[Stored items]
■ ■ ■ ■
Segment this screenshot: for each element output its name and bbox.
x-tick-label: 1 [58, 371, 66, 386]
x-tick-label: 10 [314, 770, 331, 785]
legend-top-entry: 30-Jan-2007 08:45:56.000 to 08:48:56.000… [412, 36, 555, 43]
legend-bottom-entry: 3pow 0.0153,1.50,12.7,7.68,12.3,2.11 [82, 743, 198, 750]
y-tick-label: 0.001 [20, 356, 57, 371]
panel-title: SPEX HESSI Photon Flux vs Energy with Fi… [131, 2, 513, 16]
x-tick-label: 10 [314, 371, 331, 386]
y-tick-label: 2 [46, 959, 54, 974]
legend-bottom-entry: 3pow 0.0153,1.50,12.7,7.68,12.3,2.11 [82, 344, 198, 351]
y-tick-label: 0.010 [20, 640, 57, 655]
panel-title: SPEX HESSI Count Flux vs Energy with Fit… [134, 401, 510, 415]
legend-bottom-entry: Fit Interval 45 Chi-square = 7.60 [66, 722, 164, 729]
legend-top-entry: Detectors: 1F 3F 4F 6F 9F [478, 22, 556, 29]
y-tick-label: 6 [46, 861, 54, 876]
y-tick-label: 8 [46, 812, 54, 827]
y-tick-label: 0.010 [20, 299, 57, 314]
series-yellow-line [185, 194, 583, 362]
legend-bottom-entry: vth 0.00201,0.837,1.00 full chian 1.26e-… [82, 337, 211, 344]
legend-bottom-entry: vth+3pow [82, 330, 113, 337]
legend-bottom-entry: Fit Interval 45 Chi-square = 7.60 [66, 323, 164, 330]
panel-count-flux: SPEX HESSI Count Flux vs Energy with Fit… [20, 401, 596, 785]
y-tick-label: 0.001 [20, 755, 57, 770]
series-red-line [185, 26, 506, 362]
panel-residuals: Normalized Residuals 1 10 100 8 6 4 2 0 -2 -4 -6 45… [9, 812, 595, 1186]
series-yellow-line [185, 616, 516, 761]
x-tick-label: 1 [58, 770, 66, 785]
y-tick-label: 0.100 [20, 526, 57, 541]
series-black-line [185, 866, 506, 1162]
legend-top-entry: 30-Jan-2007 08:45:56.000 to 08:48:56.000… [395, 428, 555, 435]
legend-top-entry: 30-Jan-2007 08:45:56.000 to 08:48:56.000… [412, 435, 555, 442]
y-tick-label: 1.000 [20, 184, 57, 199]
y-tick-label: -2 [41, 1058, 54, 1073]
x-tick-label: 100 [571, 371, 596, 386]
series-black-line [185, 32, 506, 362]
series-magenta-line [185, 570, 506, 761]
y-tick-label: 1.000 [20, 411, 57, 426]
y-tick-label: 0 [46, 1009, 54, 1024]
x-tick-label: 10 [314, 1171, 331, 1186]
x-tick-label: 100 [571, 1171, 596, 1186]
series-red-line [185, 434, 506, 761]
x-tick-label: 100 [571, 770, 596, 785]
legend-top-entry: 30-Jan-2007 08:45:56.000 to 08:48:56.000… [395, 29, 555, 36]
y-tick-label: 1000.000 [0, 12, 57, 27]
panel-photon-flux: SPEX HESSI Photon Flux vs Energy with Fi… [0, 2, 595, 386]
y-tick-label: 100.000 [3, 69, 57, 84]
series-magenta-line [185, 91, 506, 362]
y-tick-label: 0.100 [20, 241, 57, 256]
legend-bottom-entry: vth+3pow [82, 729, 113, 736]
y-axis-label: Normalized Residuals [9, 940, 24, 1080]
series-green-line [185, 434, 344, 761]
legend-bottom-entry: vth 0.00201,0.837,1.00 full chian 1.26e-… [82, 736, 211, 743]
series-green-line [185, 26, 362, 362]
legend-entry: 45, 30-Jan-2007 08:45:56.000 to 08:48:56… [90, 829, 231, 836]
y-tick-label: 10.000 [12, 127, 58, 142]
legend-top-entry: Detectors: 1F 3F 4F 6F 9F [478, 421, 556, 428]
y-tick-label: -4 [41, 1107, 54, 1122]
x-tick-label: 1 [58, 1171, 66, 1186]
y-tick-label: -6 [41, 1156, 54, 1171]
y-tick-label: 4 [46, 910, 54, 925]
■ ■ ■ ■
## What you need to do
Please rewrite the listing, swapping every "legend-bottom-entry" for "lower-legend-entry" and leaving all else as it stands.

## Answer for the task
Segment this screenshot: for each element output its name and bbox.
x-tick-label: 1 [58, 371, 66, 386]
x-tick-label: 10 [314, 770, 331, 785]
legend-top-entry: 30-Jan-2007 08:45:56.000 to 08:48:56.000… [412, 36, 555, 43]
lower-legend-entry: 3pow 0.0153,1.50,12.7,7.68,12.3,2.11 [82, 743, 198, 750]
y-tick-label: 0.001 [20, 356, 57, 371]
panel-title: SPEX HESSI Photon Flux vs Energy with Fi… [131, 2, 513, 16]
x-tick-label: 10 [314, 371, 331, 386]
y-tick-label: 2 [46, 959, 54, 974]
lower-legend-entry: 3pow 0.0153,1.50,12.7,7.68,12.3,2.11 [82, 344, 198, 351]
y-tick-label: 0.010 [20, 640, 57, 655]
panel-title: SPEX HESSI Count Flux vs Energy with Fit… [134, 401, 510, 415]
lower-legend-entry: Fit Interval 45 Chi-square = 7.60 [66, 722, 164, 729]
legend-top-entry: Detectors: 1F 3F 4F 6F 9F [478, 22, 556, 29]
y-tick-label: 6 [46, 861, 54, 876]
y-tick-label: 8 [46, 812, 54, 827]
y-tick-label: 0.010 [20, 299, 57, 314]
series-yellow-line [185, 194, 583, 362]
lower-legend-entry: vth 0.00201,0.837,1.00 full chian 1.26e-… [82, 337, 211, 344]
lower-legend-entry: vth+3pow [82, 330, 113, 337]
lower-legend-entry: Fit Interval 45 Chi-square = 7.60 [66, 323, 164, 330]
panel-count-flux: SPEX HESSI Count Flux vs Energy with Fit… [20, 401, 596, 785]
y-tick-label: 0.001 [20, 755, 57, 770]
series-red-line [185, 26, 506, 362]
panel-residuals: Normalized Residuals 1 10 100 8 6 4 2 0 -2 -4 -6 45… [9, 812, 595, 1186]
series-yellow-line [185, 616, 516, 761]
x-tick-label: 1 [58, 770, 66, 785]
y-tick-label: 0.100 [20, 526, 57, 541]
series-black-line [185, 866, 506, 1162]
legend-top-entry: 30-Jan-2007 08:45:56.000 to 08:48:56.000… [395, 428, 555, 435]
legend-top-entry: 30-Jan-2007 08:45:56.000 to 08:48:56.000… [412, 435, 555, 442]
y-tick-label: 1.000 [20, 184, 57, 199]
y-tick-label: -2 [41, 1058, 54, 1073]
x-tick-label: 100 [571, 371, 596, 386]
series-black-line [185, 32, 506, 362]
series-magenta-line [185, 570, 506, 761]
y-tick-label: 1.000 [20, 411, 57, 426]
y-tick-label: 0 [46, 1009, 54, 1024]
x-tick-label: 10 [314, 1171, 331, 1186]
x-tick-label: 100 [571, 1171, 596, 1186]
series-red-line [185, 434, 506, 761]
x-tick-label: 100 [571, 770, 596, 785]
legend-top-entry: 30-Jan-2007 08:45:56.000 to 08:48:56.000… [395, 29, 555, 36]
y-tick-label: 1000.000 [0, 12, 57, 27]
panel-photon-flux: SPEX HESSI Photon Flux vs Energy with Fi… [0, 2, 595, 386]
y-tick-label: 100.000 [3, 69, 57, 84]
series-magenta-line [185, 91, 506, 362]
y-tick-label: 0.100 [20, 241, 57, 256]
lower-legend-entry: vth+3pow [82, 729, 113, 736]
y-axis-label: Normalized Residuals [9, 940, 24, 1080]
series-green-line [185, 434, 344, 761]
lower-legend-entry: vth 0.00201,0.837,1.00 full chian 1.26e-… [82, 736, 211, 743]
series-green-line [185, 26, 362, 362]
legend-entry: 45, 30-Jan-2007 08:45:56.000 to 08:48:56… [90, 829, 231, 836]
y-tick-label: 10.000 [12, 127, 58, 142]
legend-top-entry: Detectors: 1F 3F 4F 6F 9F [478, 421, 556, 428]
y-tick-label: -4 [41, 1107, 54, 1122]
x-tick-label: 1 [58, 1171, 66, 1186]
y-tick-label: -6 [41, 1156, 54, 1171]
y-tick-label: 4 [46, 910, 54, 925]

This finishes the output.